Your goal — In the listing, change "x-tick-label" to "x-axis-tick" in the stretch from the line containing "series-envelope: [145, 1014, 1021, 1573]" through the line containing "x-tick-label: 280: [999, 1639, 1043, 1668]". Write out only those lines again, with nothing else altered.

Element location listings —

_ _ _

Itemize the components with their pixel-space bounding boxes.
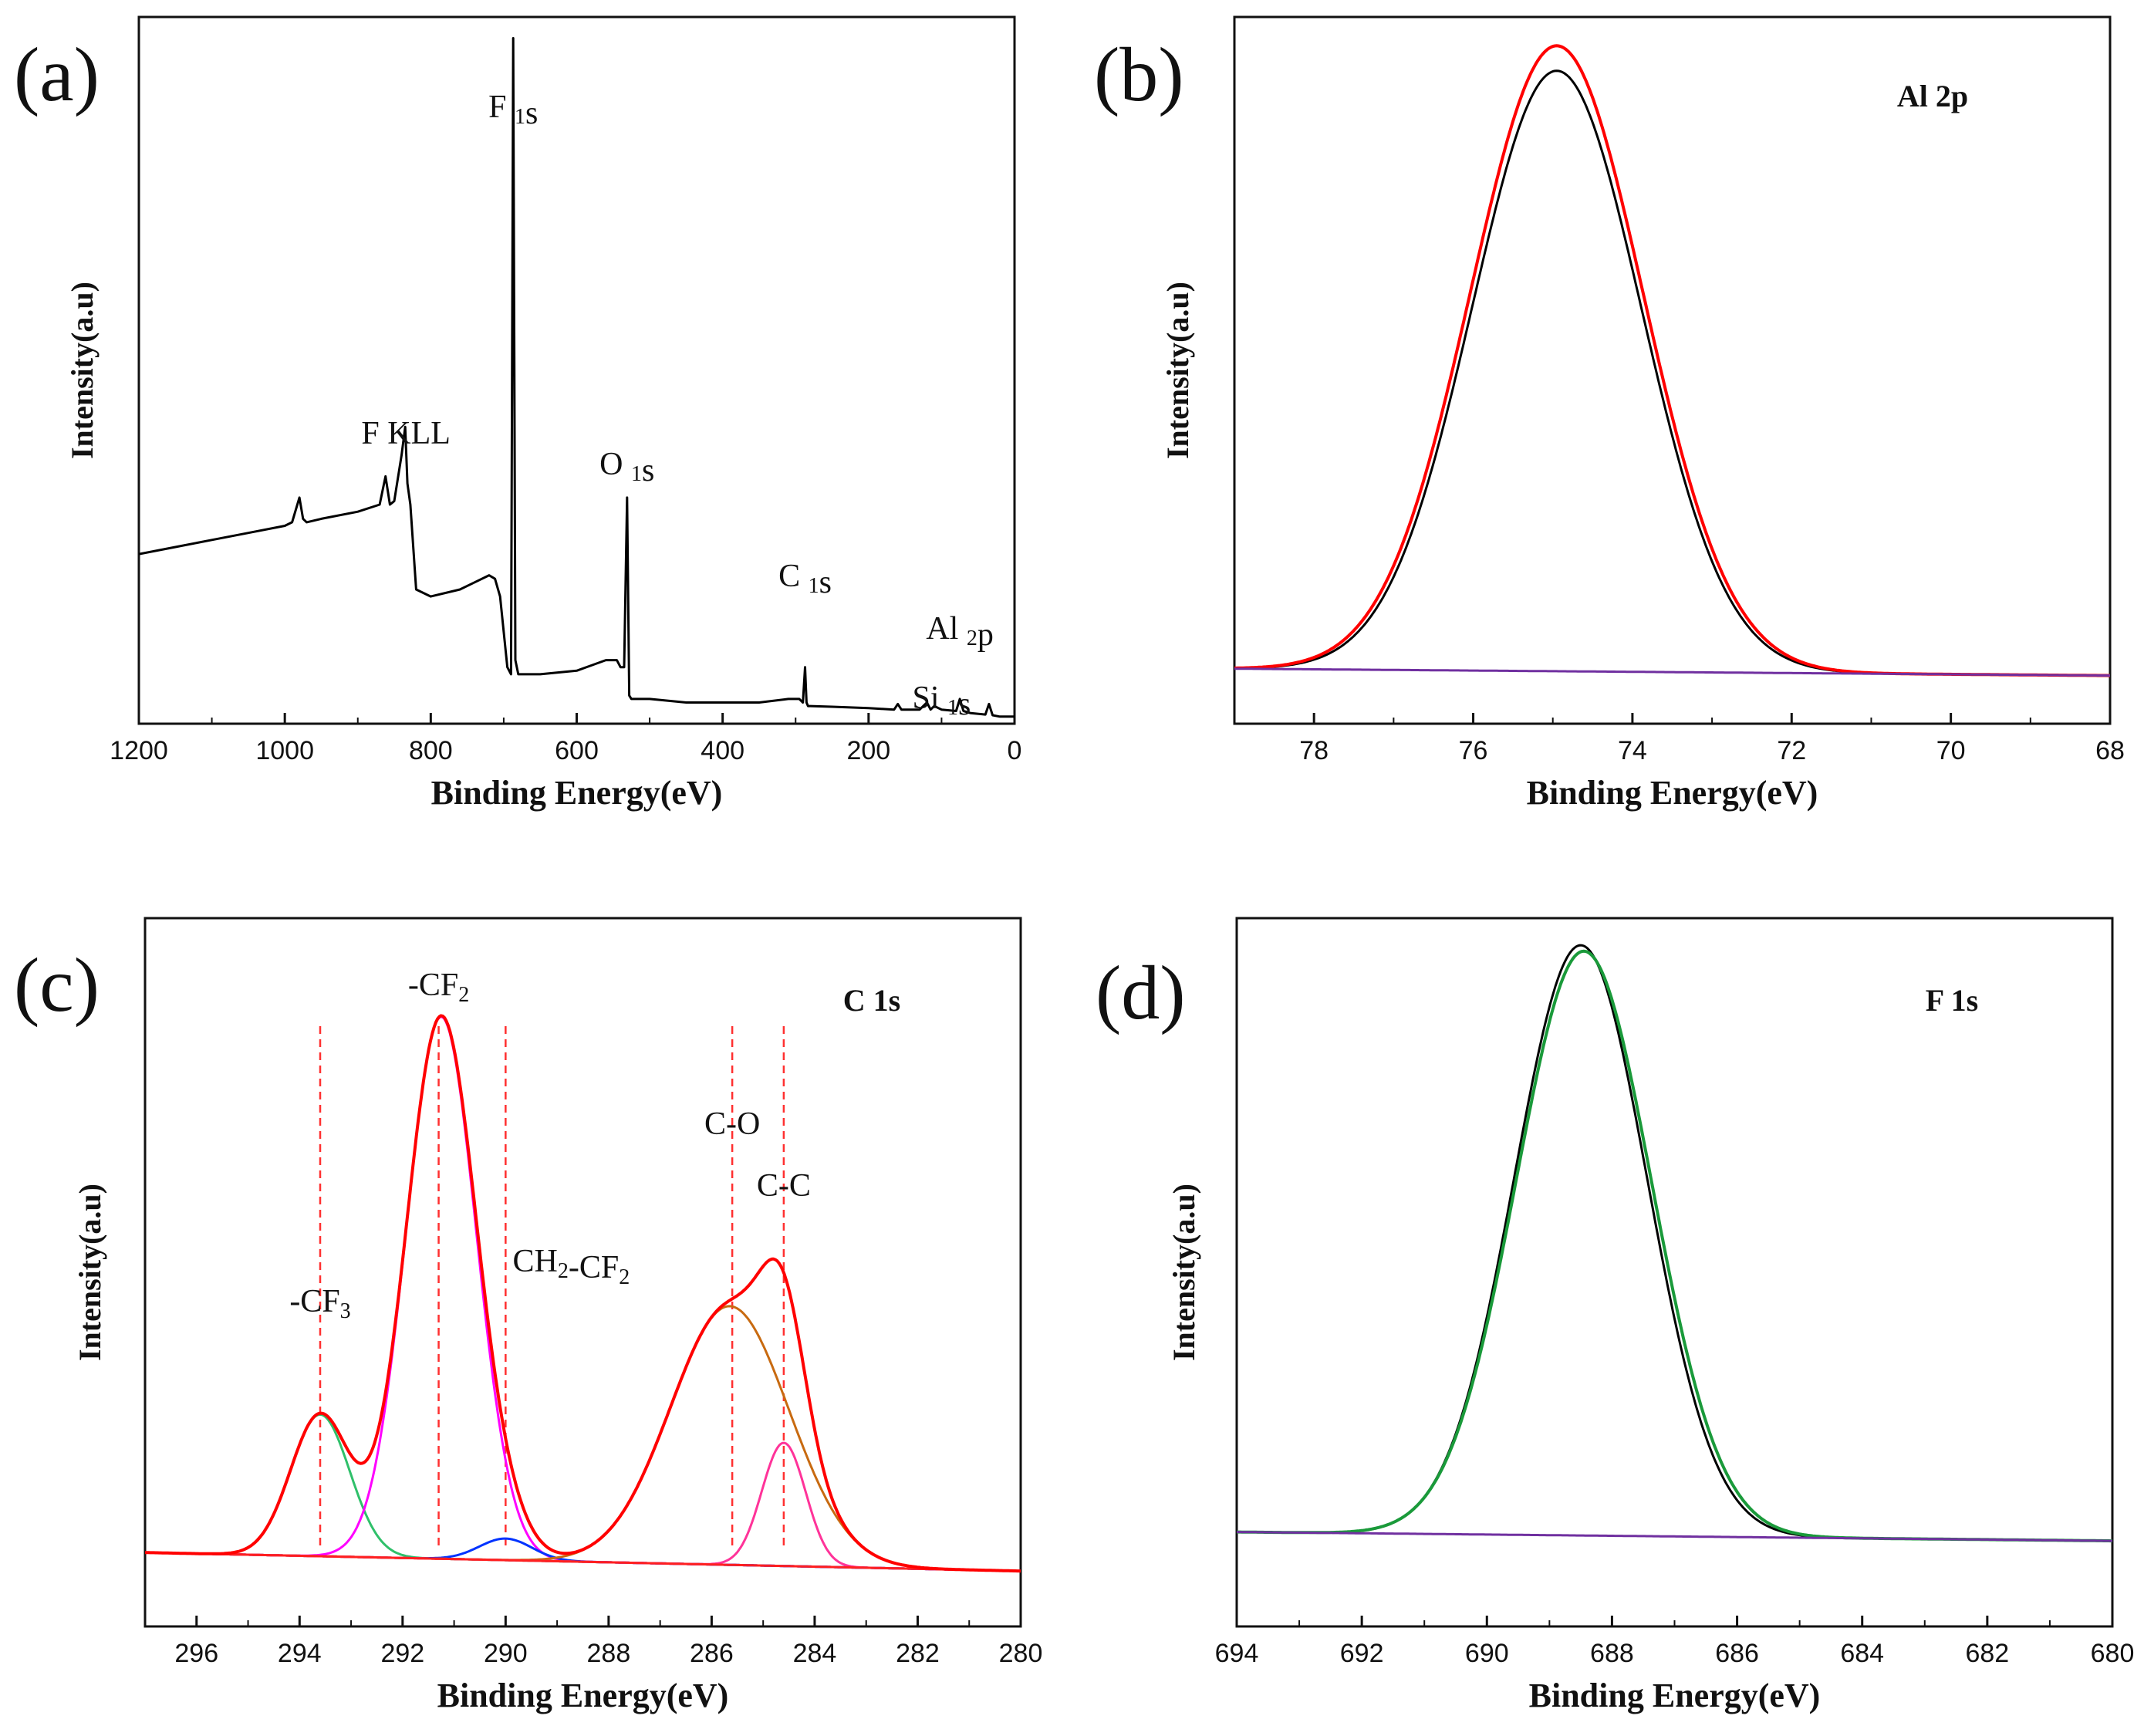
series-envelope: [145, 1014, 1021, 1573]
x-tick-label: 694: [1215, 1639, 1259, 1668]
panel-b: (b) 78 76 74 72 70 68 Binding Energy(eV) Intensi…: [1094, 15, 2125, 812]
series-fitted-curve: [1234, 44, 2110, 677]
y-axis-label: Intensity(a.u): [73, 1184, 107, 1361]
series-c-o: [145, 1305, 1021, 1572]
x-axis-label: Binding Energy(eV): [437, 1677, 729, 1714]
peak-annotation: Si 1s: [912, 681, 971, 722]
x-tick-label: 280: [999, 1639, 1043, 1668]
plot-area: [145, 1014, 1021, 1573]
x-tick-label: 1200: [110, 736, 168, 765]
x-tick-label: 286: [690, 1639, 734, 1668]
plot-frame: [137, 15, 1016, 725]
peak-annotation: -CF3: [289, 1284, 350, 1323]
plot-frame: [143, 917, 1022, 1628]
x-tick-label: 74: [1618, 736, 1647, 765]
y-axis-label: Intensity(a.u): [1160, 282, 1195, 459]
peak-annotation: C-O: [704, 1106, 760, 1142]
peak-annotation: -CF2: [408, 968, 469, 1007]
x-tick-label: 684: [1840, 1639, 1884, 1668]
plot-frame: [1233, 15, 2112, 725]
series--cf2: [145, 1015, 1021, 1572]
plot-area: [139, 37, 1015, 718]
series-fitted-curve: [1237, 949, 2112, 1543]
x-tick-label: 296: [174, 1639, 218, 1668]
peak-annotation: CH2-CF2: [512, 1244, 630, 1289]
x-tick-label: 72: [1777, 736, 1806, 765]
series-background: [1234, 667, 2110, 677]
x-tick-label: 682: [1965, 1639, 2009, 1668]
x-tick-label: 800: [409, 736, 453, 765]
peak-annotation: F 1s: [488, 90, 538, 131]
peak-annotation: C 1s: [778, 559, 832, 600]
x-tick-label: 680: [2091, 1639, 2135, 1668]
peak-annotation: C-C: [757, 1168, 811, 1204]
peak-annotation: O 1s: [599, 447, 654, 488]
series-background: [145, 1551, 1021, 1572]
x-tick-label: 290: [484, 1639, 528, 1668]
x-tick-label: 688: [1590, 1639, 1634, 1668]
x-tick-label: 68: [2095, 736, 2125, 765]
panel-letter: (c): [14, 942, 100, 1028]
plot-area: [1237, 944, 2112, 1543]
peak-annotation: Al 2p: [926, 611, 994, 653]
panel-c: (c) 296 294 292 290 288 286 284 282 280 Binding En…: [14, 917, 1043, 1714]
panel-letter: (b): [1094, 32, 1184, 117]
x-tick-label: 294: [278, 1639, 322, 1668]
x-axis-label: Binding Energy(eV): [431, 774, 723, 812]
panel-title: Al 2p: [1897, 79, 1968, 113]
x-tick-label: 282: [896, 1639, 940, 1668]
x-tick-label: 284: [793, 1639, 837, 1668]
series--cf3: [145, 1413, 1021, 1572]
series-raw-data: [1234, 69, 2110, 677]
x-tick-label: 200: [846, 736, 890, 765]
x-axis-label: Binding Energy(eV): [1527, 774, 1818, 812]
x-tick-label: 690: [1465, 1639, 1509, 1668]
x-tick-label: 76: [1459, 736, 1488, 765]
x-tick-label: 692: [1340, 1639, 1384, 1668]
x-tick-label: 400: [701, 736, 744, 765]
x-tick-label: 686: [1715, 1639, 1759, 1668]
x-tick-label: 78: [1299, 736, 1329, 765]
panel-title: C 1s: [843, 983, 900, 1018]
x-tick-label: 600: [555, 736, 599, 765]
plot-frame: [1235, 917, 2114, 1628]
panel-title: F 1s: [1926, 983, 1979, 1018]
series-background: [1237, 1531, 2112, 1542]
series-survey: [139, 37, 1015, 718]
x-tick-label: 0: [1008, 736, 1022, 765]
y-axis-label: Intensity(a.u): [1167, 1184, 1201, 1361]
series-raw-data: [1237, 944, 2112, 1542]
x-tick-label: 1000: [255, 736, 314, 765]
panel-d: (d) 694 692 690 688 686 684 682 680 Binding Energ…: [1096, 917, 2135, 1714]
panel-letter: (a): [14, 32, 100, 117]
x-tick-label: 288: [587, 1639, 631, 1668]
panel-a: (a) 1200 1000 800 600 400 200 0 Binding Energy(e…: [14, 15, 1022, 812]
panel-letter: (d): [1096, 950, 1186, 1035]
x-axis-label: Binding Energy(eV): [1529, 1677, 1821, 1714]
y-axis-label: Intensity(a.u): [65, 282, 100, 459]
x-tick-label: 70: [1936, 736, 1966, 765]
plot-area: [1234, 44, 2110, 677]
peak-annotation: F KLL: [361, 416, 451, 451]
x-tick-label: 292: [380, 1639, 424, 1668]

_ _ _

Complete response —
series-envelope: [145, 1014, 1021, 1573]
x-axis-tick: 694: [1215, 1639, 1259, 1668]
panel-b: (b) 78 76 74 72 70 68 Binding Energy(eV) Intensi…: [1094, 15, 2125, 812]
series-fitted-curve: [1234, 44, 2110, 677]
y-axis-label: Intensity(a.u): [73, 1184, 107, 1361]
series-c-o: [145, 1305, 1021, 1572]
x-axis-label: Binding Energy(eV): [437, 1677, 729, 1714]
peak-annotation: Si 1s: [912, 681, 971, 722]
x-axis-tick: 280: [999, 1639, 1043, 1668]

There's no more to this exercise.